+++ Record list +++

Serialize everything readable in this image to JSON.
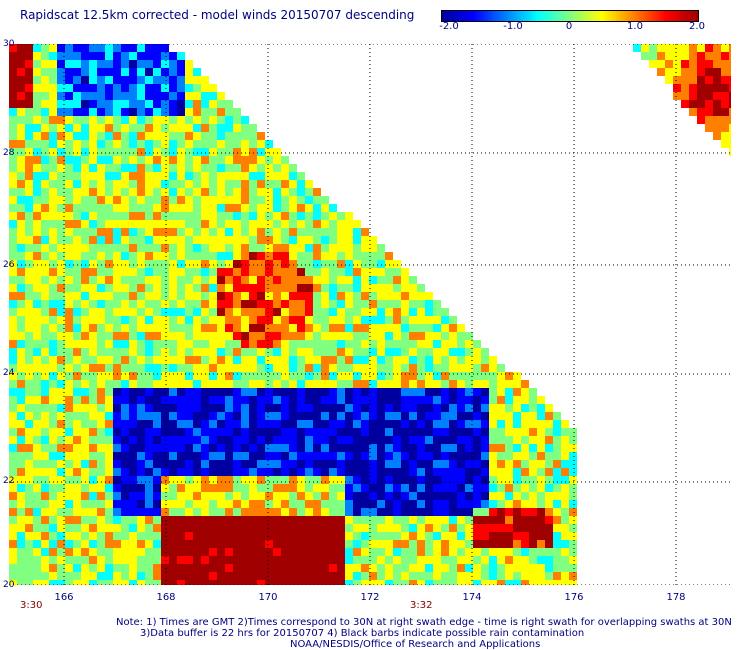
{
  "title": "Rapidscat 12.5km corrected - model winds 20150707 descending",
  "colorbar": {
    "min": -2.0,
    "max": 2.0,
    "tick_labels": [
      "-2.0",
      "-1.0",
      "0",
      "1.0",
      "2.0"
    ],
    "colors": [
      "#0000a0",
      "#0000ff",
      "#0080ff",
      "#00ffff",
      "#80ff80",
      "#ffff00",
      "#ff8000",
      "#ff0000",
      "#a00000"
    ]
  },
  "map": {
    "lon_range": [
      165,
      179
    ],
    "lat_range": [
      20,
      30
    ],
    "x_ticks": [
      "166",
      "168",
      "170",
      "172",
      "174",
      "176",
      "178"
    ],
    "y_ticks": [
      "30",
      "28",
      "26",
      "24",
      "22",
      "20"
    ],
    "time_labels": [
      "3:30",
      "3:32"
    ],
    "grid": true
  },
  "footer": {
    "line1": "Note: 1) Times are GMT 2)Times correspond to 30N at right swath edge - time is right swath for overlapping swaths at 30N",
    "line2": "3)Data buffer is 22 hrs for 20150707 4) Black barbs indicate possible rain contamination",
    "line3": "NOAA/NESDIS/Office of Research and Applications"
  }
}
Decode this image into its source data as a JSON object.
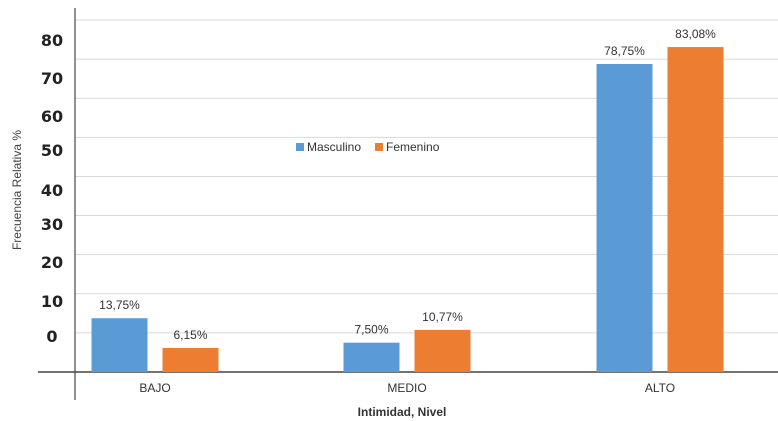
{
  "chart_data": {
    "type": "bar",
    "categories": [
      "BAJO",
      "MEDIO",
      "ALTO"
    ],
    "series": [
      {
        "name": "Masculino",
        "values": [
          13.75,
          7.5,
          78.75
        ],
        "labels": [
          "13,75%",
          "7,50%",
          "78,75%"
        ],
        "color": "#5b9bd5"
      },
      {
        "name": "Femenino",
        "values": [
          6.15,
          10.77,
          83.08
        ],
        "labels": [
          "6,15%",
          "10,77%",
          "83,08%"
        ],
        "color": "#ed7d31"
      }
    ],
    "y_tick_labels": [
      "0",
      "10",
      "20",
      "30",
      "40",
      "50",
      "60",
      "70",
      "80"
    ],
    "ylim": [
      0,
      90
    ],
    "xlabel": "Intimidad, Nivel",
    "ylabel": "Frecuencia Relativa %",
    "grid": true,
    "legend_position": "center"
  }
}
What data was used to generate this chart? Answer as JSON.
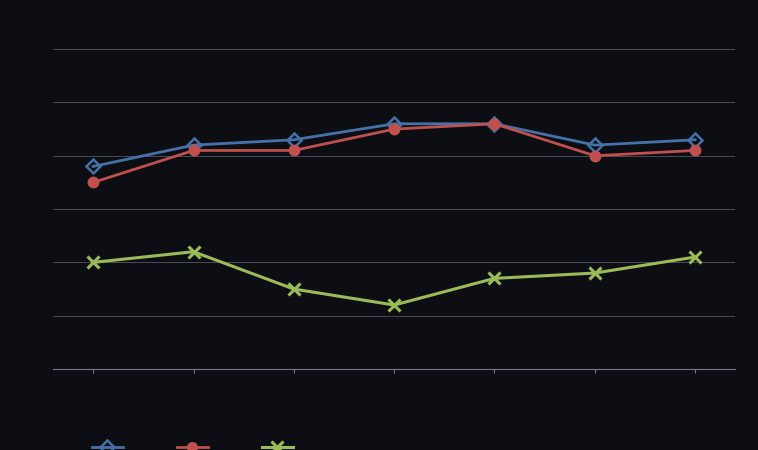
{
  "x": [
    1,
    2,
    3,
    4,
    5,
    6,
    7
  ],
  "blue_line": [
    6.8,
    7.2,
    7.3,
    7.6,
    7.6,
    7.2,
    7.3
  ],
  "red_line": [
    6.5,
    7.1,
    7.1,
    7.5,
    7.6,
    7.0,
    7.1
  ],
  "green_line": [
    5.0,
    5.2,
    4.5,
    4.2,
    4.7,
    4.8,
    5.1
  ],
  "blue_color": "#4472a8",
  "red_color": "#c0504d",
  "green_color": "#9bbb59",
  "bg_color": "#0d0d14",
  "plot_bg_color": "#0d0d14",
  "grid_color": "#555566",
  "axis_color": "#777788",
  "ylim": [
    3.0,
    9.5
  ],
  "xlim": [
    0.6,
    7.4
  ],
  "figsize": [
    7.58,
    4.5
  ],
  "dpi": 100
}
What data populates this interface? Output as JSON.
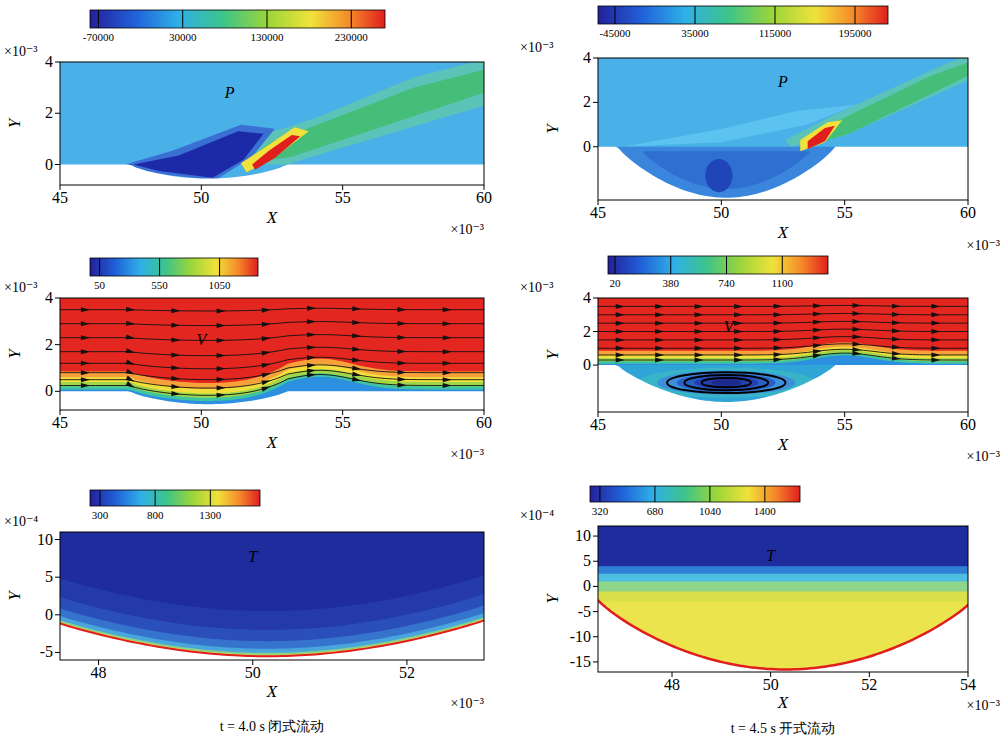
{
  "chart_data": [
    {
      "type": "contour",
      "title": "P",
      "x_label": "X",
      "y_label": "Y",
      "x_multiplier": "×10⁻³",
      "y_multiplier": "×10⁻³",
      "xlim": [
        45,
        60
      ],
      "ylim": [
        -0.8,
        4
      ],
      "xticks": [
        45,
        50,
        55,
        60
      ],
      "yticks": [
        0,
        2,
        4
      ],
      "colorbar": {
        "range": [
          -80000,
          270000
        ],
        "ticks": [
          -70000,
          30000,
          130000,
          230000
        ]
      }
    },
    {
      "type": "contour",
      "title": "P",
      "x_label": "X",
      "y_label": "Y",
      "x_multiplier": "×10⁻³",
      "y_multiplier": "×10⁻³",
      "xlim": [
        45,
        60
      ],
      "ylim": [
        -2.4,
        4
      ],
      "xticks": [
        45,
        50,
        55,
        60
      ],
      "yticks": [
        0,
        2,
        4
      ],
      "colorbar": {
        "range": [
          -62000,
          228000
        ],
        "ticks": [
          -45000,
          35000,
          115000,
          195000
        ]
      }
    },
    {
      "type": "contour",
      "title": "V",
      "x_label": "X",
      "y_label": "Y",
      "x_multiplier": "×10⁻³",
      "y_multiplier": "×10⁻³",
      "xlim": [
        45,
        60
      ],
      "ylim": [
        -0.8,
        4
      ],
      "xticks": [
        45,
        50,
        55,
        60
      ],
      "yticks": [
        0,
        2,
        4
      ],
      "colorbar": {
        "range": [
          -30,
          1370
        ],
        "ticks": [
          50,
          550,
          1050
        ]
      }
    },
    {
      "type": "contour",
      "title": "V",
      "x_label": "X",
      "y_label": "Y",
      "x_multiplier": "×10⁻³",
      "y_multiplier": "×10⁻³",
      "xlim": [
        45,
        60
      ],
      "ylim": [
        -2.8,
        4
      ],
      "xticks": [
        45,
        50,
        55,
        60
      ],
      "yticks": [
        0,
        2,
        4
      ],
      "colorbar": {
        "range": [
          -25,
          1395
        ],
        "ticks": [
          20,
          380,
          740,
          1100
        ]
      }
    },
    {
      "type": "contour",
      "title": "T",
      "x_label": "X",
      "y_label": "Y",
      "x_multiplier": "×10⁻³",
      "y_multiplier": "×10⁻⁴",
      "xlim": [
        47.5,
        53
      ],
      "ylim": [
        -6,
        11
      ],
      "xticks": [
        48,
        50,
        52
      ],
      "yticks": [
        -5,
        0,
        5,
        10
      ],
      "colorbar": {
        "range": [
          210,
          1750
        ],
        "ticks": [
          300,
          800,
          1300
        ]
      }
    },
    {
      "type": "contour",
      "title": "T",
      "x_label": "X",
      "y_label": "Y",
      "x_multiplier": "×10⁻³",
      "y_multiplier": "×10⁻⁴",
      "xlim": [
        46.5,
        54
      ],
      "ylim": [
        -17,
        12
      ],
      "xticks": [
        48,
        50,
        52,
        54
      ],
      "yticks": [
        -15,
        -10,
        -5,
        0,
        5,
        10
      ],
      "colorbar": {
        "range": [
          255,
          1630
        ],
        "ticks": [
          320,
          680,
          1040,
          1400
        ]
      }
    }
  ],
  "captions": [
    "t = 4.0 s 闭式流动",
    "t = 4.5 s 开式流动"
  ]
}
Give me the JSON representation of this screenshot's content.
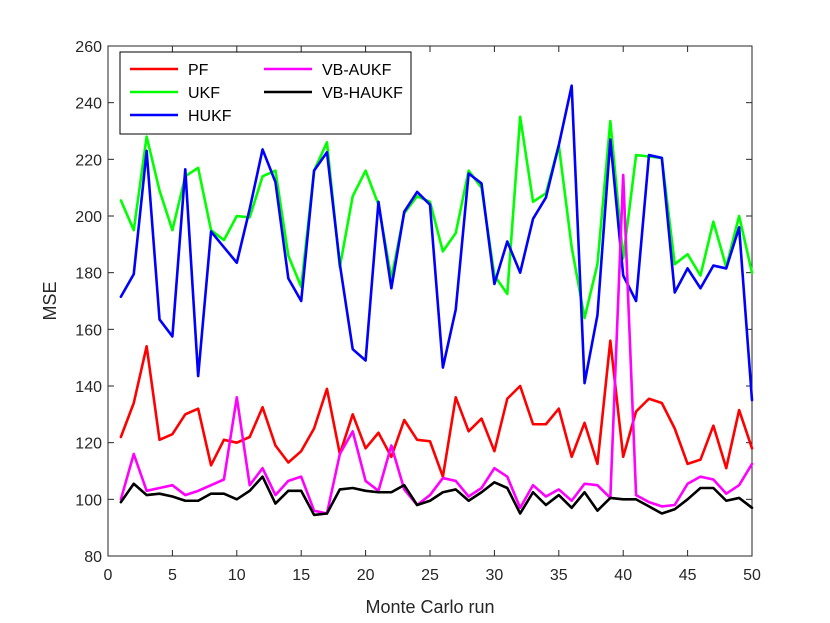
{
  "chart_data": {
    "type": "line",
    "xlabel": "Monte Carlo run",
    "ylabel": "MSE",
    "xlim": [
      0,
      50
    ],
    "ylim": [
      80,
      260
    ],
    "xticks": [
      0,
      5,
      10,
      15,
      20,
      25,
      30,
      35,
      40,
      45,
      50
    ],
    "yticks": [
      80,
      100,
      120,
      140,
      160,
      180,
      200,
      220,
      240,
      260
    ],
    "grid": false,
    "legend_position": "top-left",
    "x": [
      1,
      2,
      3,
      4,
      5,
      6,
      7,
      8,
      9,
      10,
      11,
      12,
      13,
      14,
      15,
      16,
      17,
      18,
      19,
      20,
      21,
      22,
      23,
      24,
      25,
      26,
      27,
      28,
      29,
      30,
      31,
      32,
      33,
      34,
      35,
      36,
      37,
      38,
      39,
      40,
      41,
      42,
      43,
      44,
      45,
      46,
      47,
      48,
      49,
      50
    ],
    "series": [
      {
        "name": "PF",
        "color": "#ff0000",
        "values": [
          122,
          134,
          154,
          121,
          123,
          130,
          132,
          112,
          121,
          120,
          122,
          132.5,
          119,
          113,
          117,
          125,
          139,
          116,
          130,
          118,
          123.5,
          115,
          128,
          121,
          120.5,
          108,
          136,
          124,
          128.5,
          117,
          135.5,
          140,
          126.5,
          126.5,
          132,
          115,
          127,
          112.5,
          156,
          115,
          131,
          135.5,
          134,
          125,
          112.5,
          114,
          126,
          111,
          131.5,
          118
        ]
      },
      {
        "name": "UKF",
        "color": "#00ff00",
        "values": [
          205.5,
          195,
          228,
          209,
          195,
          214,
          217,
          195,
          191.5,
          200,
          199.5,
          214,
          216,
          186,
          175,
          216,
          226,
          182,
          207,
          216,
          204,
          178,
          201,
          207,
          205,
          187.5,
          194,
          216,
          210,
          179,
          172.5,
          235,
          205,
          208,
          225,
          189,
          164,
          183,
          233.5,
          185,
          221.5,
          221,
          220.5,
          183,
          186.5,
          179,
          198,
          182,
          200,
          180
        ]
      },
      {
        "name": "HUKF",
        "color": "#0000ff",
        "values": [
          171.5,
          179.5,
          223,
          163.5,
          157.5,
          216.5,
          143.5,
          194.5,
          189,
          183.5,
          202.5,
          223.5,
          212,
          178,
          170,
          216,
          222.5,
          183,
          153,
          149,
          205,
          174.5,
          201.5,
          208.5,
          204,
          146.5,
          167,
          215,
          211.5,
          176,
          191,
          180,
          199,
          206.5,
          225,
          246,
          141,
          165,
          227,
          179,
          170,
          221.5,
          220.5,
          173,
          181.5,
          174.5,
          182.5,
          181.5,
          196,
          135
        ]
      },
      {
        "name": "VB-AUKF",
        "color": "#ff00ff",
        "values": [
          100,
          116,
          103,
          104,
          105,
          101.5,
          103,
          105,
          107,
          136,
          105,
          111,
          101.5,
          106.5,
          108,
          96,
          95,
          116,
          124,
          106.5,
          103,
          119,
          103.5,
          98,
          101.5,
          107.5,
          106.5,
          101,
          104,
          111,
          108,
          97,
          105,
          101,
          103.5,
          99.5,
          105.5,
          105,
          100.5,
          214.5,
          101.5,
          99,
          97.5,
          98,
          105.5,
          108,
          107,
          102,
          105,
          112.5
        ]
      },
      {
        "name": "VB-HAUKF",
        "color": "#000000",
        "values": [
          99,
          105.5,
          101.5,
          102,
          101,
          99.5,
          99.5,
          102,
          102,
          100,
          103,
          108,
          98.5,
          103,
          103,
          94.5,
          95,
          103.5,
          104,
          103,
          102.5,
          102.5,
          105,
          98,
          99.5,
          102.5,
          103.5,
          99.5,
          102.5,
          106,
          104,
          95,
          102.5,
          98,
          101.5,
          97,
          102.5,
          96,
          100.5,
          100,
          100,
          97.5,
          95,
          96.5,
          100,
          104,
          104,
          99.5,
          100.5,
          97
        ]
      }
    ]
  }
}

+++

- [Written exercise]: Extract all lines containing the word "ylabel".

- [Problem solution]:
    "ylabel": "Frecuencia Relativa %",
    "ylabel": "MSE",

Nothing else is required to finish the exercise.